Task brief —
Images embedded in the records are excluded; print everything else exactly as given.
= = =
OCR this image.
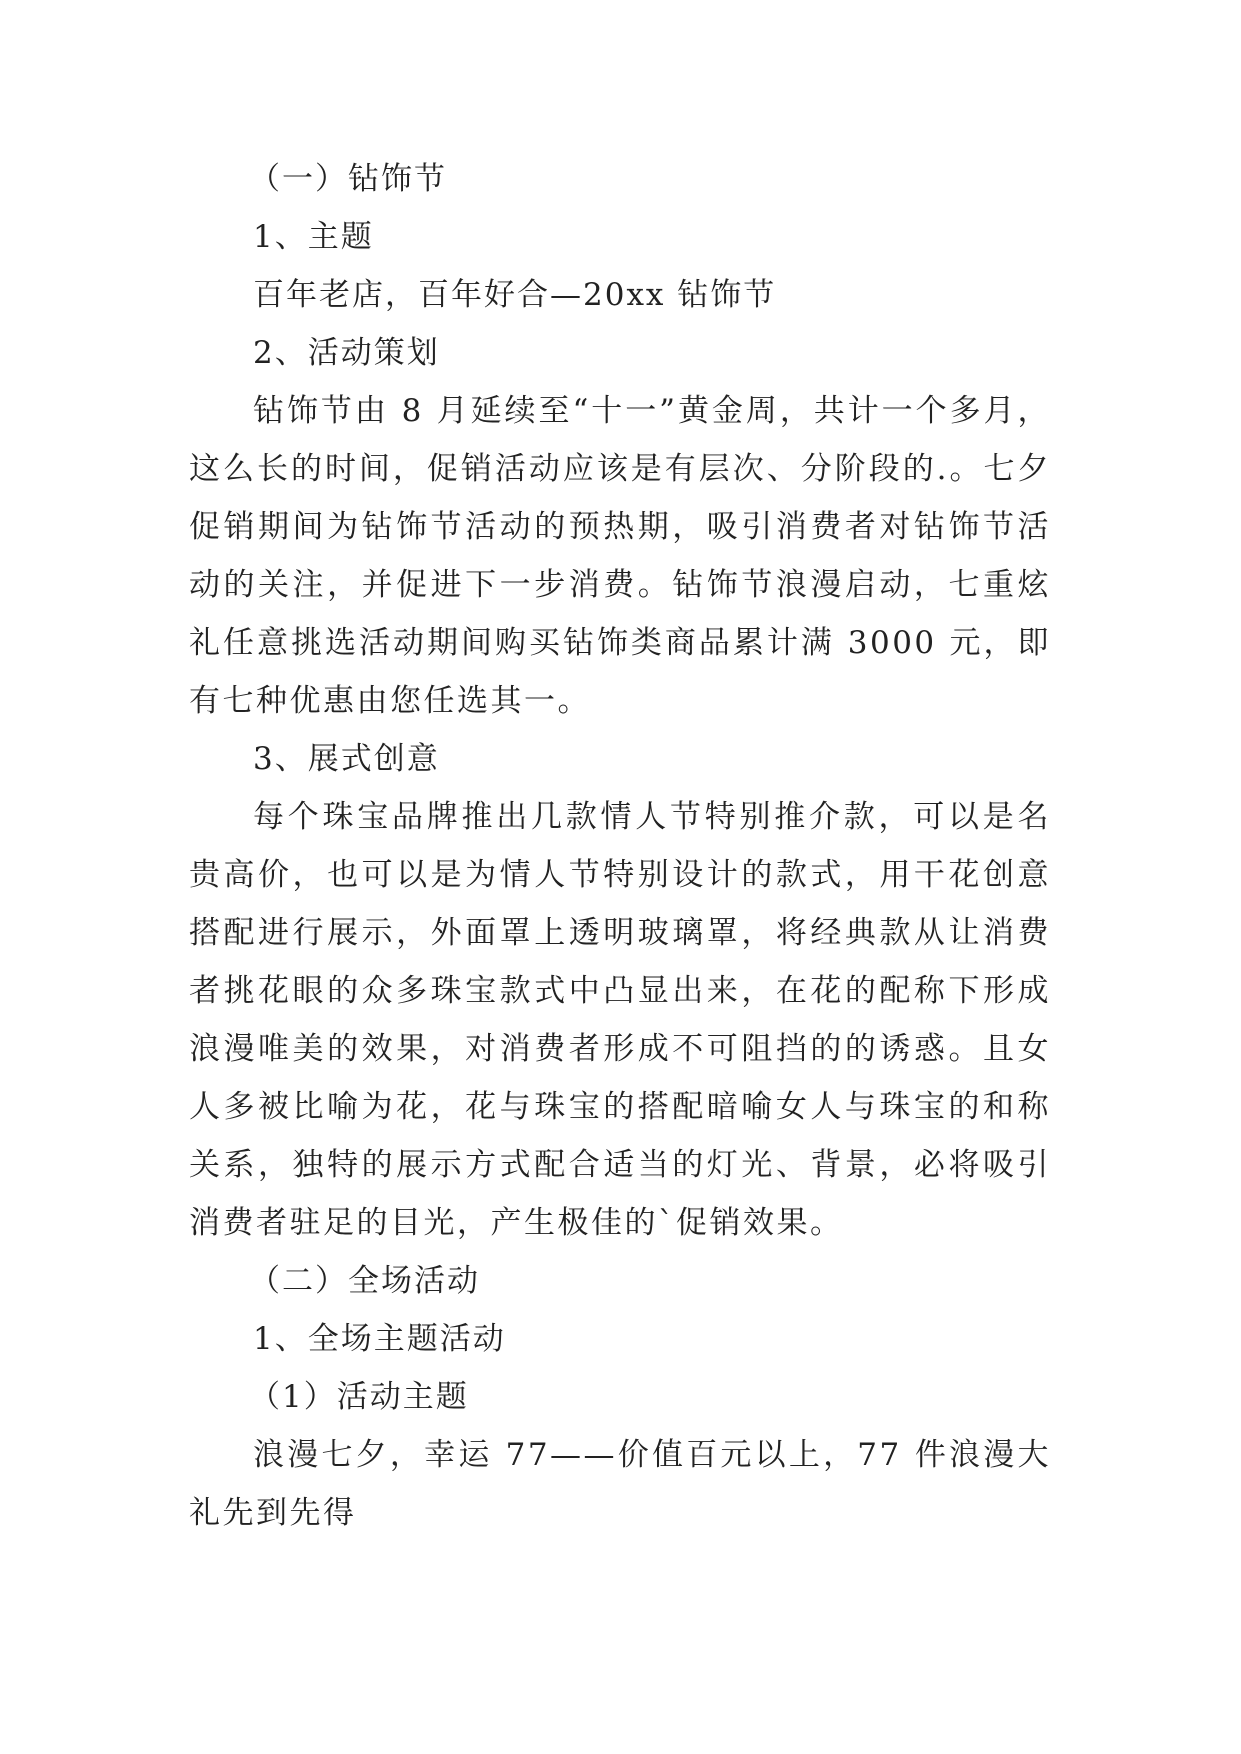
（一）钻饰节
1、主题
百年老店，百年好合—20xx 钻饰节
2、活动策划

钻饰节由 8 月延续至“十一”黄金周，共计一个多月，这么长的时间，促销活动应该是有层次、分阶段的.。七夕促销期间为钻饰节活动的预热期，吸引消费者对钻饰节活动的关注，并促进下一步消费。钻饰节浪漫启动，七重炫礼任意挑选活动期间购买钻饰类商品累计满 3000 元，即有七种优惠由您任选其一。

3、展式创意

每个珠宝品牌推出几款情人节特别推介款，可以是名贵高价，也可以是为情人节特别设计的款式，用干花创意搭配进行展示，外面罩上透明玻璃罩，将经典款从让消费者挑花眼的众多珠宝款式中凸显出来，在花的配称下形成浪漫唯美的效果，对消费者形成不可阻挡的的诱惑。且女人多被比喻为花，花与珠宝的搭配暗喻女人与珠宝的和称关系，独特的展示方式配合适当的灯光、背景，必将吸引消费者驻足的目光，产生极佳的`促销效果。

（二）全场活动
1、全场主题活动
（1）活动主题

浪漫七夕，幸运 77——价值百元以上，77 件浪漫大礼先到先得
= = =
Task response —
OCR this image.
（一）钻饰节
1、主题
百年老店，百年好合—20xx 钻饰节
2、活动策划

钻饰节由 8 月延续至“十一”黄金周，共计一个多月，这么长的时间，促销活动应该是有层次、分阶段的.。七夕促销期间为钻饰节活动的预热期，吸引消费者对钻饰节活动的关注，并促进下一步消费。钻饰节浪漫启动，七重炫礼任意挑选活动期间购买钻饰类商品累计满 3000 元，即有七种优惠由您任选其一。

3、展式创意

每个珠宝品牌推出几款情人节特别推介款，可以是名贵高价，也可以是为情人节特别设计的款式，用干花创意搭配进行展示，外面罩上透明玻璃罩，将经典款从让消费者挑花眼的众多珠宝款式中凸显出来，在花的配称下形成浪漫唯美的效果，对消费者形成不可阻挡的的诱惑。且女人多被比喻为花，花与珠宝的搭配暗喻女人与珠宝的和称关系，独特的展示方式配合适当的灯光、背景，必将吸引消费者驻足的目光，产生极佳的`促销效果。

（二）全场活动
1、全场主题活动
（1）活动主题

浪漫七夕，幸运 77——价值百元以上，77 件浪漫大礼先到先得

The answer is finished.